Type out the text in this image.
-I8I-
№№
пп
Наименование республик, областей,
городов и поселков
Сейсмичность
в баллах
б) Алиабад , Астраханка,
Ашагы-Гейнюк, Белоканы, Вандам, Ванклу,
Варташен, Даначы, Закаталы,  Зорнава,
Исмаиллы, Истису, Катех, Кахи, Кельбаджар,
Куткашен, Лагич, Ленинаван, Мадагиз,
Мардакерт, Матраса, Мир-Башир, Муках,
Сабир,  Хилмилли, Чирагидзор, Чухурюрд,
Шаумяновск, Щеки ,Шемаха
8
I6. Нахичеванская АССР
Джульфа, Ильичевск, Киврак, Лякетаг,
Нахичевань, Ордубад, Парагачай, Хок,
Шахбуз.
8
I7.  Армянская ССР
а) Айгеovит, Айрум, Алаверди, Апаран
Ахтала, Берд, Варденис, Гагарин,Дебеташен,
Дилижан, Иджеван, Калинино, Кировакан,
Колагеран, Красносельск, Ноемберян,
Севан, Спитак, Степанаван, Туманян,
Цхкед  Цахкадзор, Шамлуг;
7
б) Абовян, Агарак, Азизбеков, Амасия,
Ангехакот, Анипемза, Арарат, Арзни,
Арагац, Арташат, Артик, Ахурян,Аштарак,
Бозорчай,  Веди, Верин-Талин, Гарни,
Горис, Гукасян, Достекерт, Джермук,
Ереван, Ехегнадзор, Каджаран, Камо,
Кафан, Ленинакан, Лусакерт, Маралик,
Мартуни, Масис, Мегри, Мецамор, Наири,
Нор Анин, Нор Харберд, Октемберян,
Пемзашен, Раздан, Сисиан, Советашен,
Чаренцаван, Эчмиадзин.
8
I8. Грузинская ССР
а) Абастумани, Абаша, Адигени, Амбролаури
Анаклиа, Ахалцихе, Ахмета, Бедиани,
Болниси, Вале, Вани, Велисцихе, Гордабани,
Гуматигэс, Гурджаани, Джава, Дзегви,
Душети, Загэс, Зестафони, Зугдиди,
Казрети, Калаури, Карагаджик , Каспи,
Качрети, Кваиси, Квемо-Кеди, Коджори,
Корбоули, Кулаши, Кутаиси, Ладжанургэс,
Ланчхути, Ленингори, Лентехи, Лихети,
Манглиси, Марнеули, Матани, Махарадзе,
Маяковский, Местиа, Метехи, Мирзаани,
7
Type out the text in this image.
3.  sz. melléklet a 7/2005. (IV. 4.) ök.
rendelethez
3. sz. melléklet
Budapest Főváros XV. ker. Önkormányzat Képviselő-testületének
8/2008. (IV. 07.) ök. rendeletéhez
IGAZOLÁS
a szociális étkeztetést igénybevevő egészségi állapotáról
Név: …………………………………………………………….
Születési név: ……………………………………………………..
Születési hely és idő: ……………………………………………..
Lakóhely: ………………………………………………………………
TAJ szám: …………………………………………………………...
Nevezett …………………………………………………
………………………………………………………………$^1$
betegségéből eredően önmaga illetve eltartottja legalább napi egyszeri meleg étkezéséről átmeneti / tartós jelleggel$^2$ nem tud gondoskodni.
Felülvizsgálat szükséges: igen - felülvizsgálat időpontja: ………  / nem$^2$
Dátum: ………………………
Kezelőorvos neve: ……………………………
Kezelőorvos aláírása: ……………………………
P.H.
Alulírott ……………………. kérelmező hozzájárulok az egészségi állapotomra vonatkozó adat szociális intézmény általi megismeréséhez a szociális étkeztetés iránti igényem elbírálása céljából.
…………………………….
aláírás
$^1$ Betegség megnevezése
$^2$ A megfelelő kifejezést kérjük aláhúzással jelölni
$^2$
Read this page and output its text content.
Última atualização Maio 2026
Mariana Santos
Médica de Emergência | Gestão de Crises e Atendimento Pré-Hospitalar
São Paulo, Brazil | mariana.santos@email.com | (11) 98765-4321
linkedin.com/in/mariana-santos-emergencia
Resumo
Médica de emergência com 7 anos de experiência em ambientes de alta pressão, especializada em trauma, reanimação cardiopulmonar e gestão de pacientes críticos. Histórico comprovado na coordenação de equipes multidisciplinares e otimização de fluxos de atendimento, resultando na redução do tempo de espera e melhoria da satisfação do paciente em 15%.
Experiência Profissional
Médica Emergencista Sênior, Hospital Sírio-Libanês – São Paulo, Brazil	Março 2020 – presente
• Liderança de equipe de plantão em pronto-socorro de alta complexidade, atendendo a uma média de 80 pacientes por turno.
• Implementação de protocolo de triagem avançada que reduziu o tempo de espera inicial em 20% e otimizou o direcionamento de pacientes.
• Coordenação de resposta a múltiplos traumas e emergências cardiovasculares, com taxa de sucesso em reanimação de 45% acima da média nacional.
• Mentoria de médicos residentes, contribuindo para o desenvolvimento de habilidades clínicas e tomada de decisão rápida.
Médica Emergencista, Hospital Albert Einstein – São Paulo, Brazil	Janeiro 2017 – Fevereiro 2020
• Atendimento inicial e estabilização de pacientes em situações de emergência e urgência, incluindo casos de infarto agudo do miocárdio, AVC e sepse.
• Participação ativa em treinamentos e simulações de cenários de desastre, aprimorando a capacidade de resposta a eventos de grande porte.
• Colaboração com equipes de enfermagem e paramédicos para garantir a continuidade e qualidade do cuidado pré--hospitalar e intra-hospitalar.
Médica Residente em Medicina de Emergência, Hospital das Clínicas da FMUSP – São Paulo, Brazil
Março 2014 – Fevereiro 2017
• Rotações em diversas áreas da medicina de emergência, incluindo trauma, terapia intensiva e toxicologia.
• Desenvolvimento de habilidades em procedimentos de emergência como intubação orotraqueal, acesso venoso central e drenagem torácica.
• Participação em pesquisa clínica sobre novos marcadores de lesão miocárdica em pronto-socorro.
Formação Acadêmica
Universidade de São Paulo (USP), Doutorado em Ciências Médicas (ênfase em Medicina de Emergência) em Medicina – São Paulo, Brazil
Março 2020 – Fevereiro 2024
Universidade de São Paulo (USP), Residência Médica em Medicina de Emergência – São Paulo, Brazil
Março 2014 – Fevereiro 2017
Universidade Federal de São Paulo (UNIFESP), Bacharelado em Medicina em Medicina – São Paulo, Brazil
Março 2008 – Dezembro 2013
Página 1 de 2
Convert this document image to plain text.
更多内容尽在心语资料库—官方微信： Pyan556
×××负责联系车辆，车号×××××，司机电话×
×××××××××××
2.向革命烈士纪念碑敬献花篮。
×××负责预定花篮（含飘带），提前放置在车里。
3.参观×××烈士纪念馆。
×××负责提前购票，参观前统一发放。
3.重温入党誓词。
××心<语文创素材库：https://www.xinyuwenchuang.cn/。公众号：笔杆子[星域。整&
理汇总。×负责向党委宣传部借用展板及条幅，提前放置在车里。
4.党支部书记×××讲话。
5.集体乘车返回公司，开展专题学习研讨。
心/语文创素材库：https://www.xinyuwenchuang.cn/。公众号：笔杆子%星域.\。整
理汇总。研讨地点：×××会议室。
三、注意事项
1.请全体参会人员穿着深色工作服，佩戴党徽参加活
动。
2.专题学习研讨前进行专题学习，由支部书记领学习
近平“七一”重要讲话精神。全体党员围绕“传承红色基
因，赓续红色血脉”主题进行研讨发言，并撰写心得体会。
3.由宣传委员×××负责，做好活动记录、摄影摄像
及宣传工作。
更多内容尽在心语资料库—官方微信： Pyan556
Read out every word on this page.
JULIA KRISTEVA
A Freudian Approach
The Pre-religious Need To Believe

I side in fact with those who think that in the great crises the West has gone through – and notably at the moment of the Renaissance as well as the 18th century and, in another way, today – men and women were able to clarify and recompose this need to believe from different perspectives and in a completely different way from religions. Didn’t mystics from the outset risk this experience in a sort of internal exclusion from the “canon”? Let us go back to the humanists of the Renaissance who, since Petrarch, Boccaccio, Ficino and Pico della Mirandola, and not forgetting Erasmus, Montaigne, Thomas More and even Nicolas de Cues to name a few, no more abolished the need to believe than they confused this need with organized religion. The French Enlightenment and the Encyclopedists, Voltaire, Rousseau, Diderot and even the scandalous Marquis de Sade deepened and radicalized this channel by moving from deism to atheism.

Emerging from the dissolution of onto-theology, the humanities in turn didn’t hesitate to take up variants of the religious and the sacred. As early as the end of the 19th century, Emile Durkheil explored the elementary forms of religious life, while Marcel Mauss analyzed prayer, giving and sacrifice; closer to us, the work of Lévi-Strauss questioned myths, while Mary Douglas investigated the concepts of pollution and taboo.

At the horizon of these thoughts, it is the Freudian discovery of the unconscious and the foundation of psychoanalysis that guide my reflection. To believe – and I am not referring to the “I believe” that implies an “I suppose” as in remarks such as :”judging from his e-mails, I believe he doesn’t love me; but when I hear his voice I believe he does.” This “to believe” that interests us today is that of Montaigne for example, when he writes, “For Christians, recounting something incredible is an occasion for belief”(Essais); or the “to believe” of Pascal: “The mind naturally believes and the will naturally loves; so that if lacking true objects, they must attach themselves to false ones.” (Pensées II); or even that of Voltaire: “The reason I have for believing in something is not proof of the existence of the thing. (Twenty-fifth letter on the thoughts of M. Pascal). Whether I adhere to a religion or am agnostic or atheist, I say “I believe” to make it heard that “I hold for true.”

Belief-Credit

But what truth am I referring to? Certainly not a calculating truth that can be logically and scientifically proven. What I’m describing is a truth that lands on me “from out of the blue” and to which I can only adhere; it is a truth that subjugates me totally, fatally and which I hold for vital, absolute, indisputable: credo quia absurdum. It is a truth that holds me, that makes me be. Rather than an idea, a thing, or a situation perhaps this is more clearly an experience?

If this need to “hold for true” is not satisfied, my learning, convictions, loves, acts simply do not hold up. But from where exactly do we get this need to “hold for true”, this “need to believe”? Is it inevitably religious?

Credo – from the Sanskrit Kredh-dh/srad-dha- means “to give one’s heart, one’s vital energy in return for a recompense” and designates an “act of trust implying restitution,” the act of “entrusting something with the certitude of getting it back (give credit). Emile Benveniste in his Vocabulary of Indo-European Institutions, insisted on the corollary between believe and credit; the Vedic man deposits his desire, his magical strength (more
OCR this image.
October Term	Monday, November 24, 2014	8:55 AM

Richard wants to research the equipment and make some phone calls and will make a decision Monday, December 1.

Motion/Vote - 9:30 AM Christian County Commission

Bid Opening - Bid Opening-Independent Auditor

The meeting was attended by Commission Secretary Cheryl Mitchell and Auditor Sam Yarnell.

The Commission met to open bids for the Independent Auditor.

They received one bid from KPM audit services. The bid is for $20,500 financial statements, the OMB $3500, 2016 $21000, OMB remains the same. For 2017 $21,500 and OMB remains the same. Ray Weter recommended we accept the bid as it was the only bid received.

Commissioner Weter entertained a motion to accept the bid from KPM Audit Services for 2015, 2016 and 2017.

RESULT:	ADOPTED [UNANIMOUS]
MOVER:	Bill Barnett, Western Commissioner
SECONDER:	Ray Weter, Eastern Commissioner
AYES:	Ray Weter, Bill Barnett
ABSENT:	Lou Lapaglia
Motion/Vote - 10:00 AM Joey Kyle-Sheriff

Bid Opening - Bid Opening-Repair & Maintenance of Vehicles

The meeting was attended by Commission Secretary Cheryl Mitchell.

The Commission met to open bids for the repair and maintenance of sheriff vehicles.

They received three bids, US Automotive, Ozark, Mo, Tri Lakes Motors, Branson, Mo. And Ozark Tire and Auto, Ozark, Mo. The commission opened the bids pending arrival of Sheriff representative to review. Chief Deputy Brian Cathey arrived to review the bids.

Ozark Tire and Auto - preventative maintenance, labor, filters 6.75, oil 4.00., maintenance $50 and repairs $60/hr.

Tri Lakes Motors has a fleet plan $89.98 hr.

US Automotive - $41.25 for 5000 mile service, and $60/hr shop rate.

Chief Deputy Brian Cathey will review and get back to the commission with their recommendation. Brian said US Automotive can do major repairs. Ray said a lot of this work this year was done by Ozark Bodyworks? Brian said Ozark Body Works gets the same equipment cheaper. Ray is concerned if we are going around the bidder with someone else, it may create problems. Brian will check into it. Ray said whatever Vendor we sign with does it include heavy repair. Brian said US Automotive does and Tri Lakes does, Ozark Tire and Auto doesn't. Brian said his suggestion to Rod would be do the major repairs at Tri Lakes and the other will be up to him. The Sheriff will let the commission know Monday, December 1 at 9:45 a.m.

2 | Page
· · · · · · ·
**Objective:**
Copy each line of the data that contains the word "Universidade".

**Problem solution:**
Universidade de São Paulo (USP), Doutorado em Ciências Médicas (ênfase em Medicina de Emergência) em Medicina – São Paulo, Brazil
Universidade de São Paulo (USP), Residência Médica em Medicina de Emergência – São Paulo, Brazil
Universidade Federal de São Paulo (UNIFESP), Bacharelado em Medicina em Medicina – São Paulo, Brazil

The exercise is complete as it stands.